### SOURCE
Asymmetric key pairs are employed in two main applications:
- in authentication, where you prove that you have knowledge of the private key; and
- in encryption, where messages can be encoded and only the person possessing the private key can decrypt and read the message.
In this introduction to digital signatures, we’ll be talking about a particular class of keys: those derived from elliptic curves. There are other asymmetric schemes, not least of which are those based on products of prime numbers, including RSA keys [1].
We’re going to assume you know the basics of elliptic curve cryptography (ECC). If not, don’t stress, there’s a gentle introduction in a previous chapter.
Let’s get Started
This is an interactive introduction to digital signatures. It uses Rust code to demonstrate some of the ideas presented here, so you can see them at work. The code for this introduction uses the tari_crypto library.
Tari makes use of the Ristretto elliptic curve in its cryptography ([Why Risretto?]).
This particular implementation has some nice features. We’ve overridden the + (addition) and * (multiplication)
operators so that the Rust code looks a lot more like mathematical formulae. This makes it much easier
to play with the ideas we’ll be exploring.
Basics of Schnorr Signatures
Public and Private Keys
The first thing we’ll do is create a public and private key from an elliptic curve.
On Ristretto, a private key is simply a scalar integer value between 0 and ~2256. That’s roughly how many atoms there are in the universe, so we have a big sandbox to play in.
We have a special point on the Ristretto curve called G, which acts as the “origin”. A public key is calculated by adding G on the curve to itself, \( k_a \) times. This is the definition of multiplication by a scalar, and is written as:
\[P_a = k_a G\]Let’s take an example from this post, where
it is known that the public key for 1, when written in uncompressed format, is 6a493210f74...73a3b919.

### PROBLEM TO WORK ON
Print the stretch of the digital signatures text from "Let’s get Started" through "an elliptic curve." with no changes. The entries that follow were taken from a different source than the text on digital signatures.

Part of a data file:
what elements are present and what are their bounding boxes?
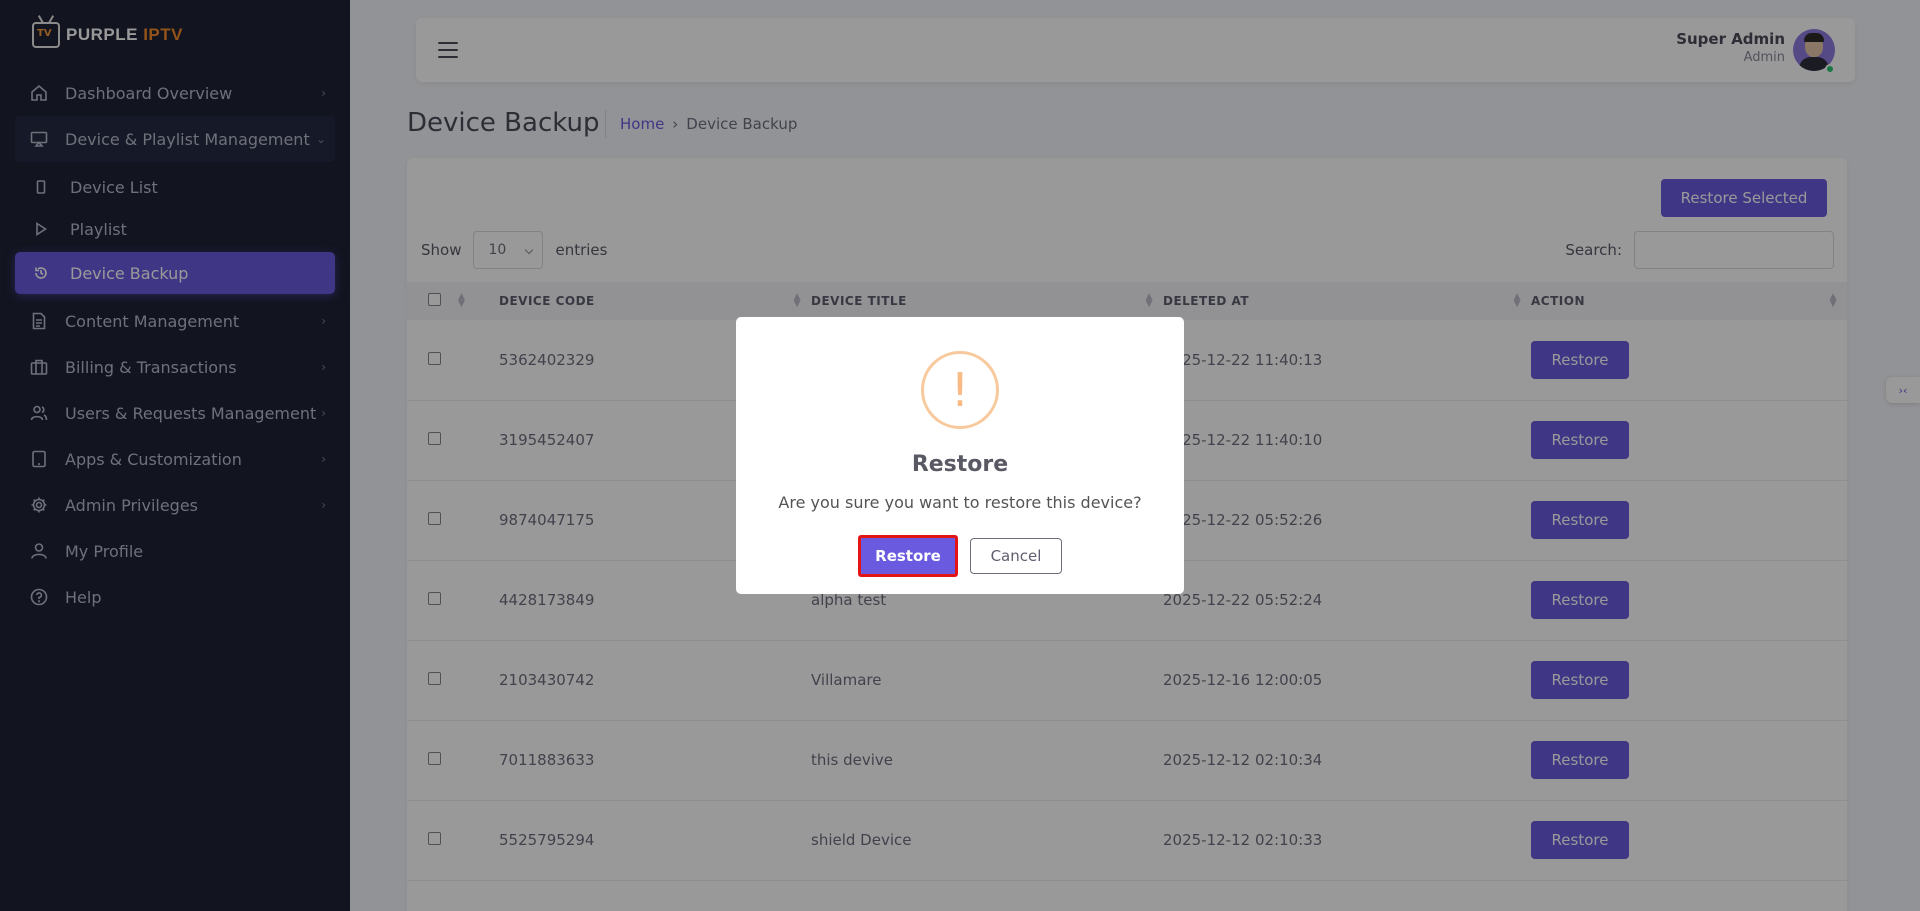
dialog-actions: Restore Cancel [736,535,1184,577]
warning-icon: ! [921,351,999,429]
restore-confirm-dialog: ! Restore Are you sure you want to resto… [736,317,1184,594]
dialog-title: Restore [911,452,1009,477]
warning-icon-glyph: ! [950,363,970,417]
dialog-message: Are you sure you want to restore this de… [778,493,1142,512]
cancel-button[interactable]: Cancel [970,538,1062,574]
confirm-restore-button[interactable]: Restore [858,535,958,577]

...

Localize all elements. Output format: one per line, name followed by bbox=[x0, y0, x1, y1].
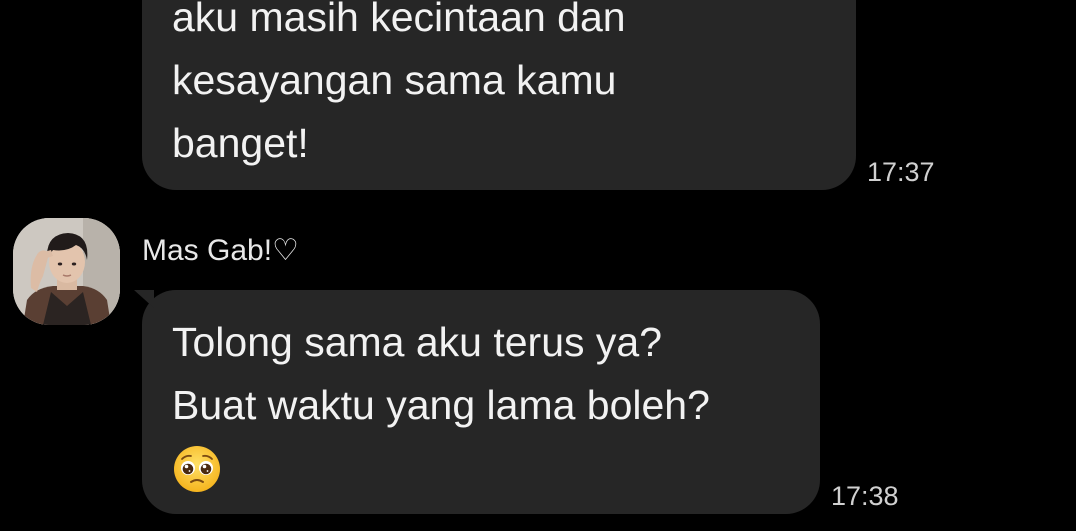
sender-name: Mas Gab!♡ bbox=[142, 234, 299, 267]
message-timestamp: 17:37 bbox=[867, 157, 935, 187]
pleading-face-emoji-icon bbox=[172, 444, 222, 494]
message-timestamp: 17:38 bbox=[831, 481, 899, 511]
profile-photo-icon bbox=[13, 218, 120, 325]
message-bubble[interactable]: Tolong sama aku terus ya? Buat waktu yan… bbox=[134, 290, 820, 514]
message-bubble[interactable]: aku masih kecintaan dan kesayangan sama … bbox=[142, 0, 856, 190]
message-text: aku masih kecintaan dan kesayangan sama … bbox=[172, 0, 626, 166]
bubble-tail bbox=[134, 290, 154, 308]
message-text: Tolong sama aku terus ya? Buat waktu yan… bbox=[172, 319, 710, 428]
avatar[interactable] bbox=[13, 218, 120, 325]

### COMPLETED EXERCISE
Let’s get Started
This is an interactive introduction to digital signatures. It uses Rust code to demonstrate some of the ideas presented here, so you can see them at work. The code for this introduction uses the tari_crypto library.
Tari makes use of the Ristretto elliptic curve in its cryptography ([Why Risretto?]).
This particular implementation has some nice features. We’ve overridden the + (addition) and * (multiplication)
operators so that the Rust code looks a lot more like mathematical formulae. This makes it much easier
to play with the ideas we’ll be exploring.
Basics of Schnorr Signatures
Public and Private Keys
The first thing we’ll do is create a public and private key from an elliptic curve.